[Stored data]
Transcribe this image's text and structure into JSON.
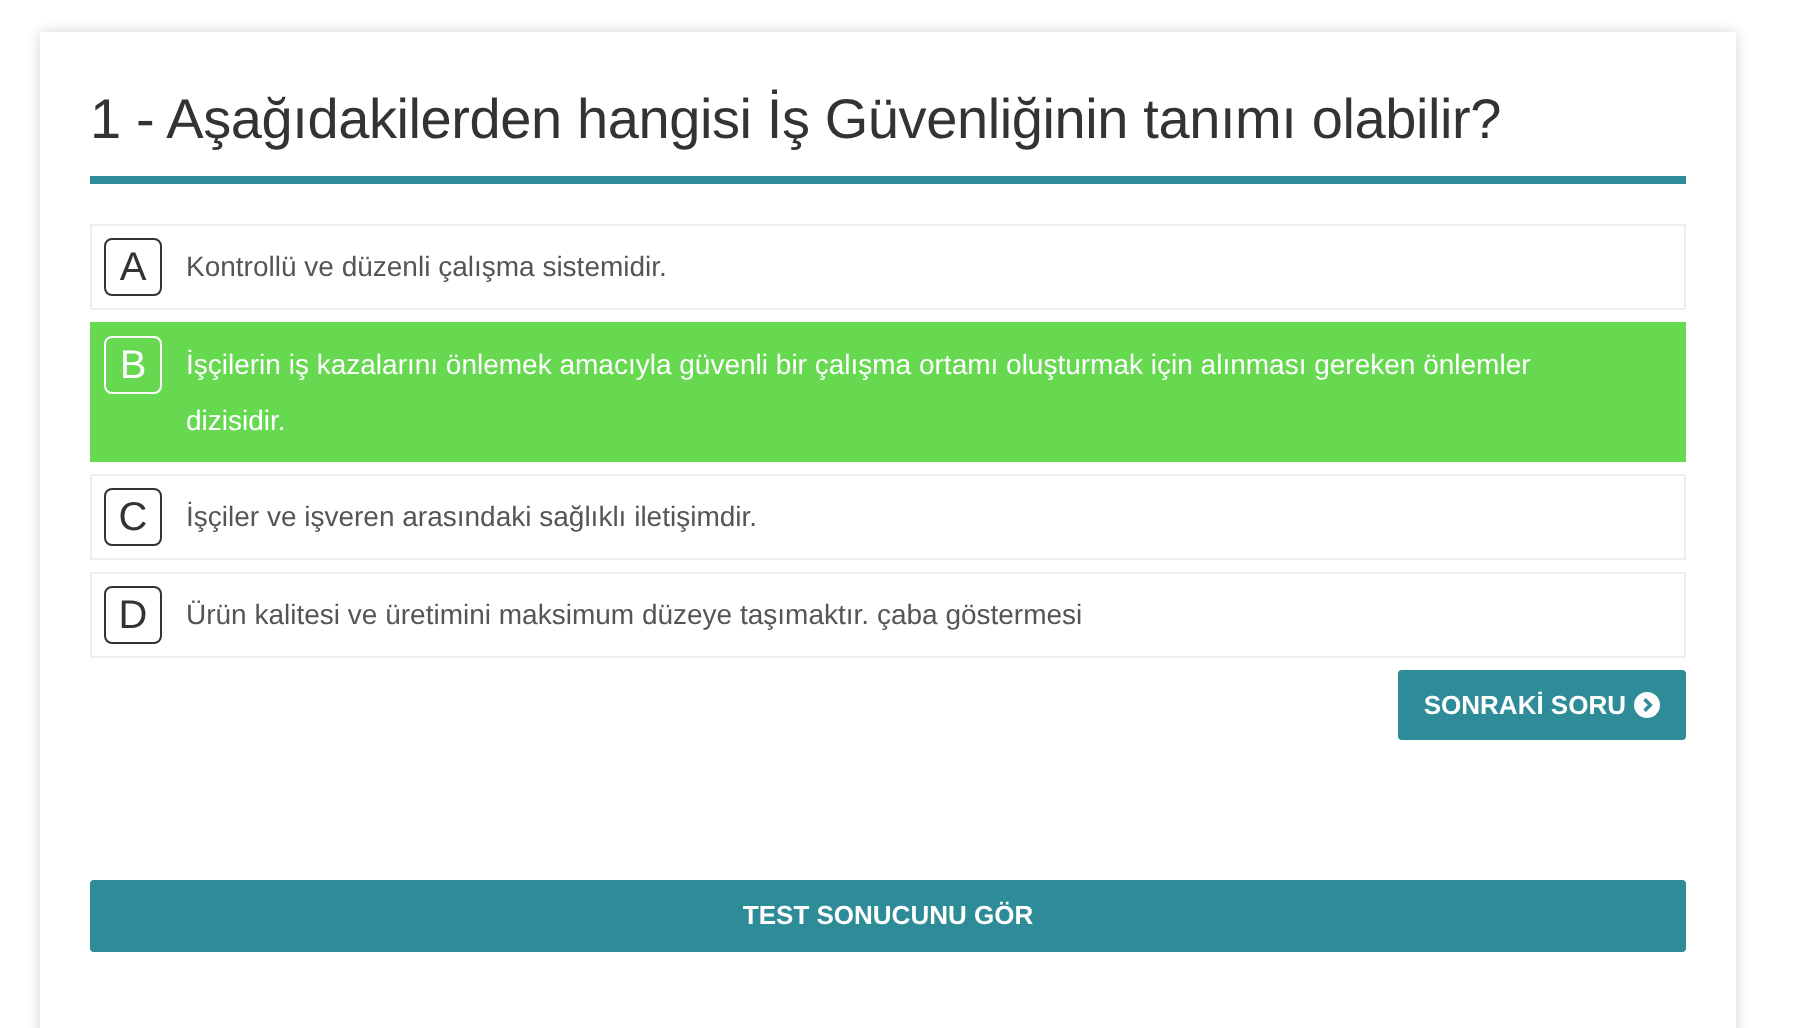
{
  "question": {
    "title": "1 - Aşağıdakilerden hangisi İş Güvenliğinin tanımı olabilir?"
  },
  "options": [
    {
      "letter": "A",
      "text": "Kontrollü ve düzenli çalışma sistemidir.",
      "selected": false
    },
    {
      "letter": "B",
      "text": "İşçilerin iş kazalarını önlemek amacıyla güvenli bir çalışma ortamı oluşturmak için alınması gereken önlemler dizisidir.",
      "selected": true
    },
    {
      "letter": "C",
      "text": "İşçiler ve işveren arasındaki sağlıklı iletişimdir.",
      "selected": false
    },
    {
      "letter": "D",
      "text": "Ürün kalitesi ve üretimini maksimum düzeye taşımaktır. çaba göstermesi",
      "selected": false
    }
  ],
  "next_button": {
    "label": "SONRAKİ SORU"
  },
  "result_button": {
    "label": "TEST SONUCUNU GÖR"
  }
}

**TASK INSTRUCTIONS**
Copy the whole of the material above exactly, but not its images.

**EXERCISE ANSWER**
Transcribe this image's text and structure into JSON.
{
  "question": {
    "title": "1 - Aşağıdakilerden hangisi İş Güvenliğinin tanımı olabilir?"
  },
  "options": [
    {
      "letter": "A",
      "text": "Kontrollü ve düzenli çalışma sistemidir.",
      "selected": false
    },
    {
      "letter": "B",
      "text": "İşçilerin iş kazalarını önlemek amacıyla güvenli bir çalışma ortamı oluşturmak için alınması gereken önlemler dizisidir.",
      "selected": true
    },
    {
      "letter": "C",
      "text": "İşçiler ve işveren arasındaki sağlıklı iletişimdir.",
      "selected": false
    },
    {
      "letter": "D",
      "text": "Ürün kalitesi ve üretimini maksimum düzeye taşımaktır. çaba göstermesi",
      "selected": false
    }
  ],
  "next_button": {
    "label": "SONRAKİ SORU"
  },
  "result_button": {
    "label": "TEST SONUCUNU GÖR"
  }
}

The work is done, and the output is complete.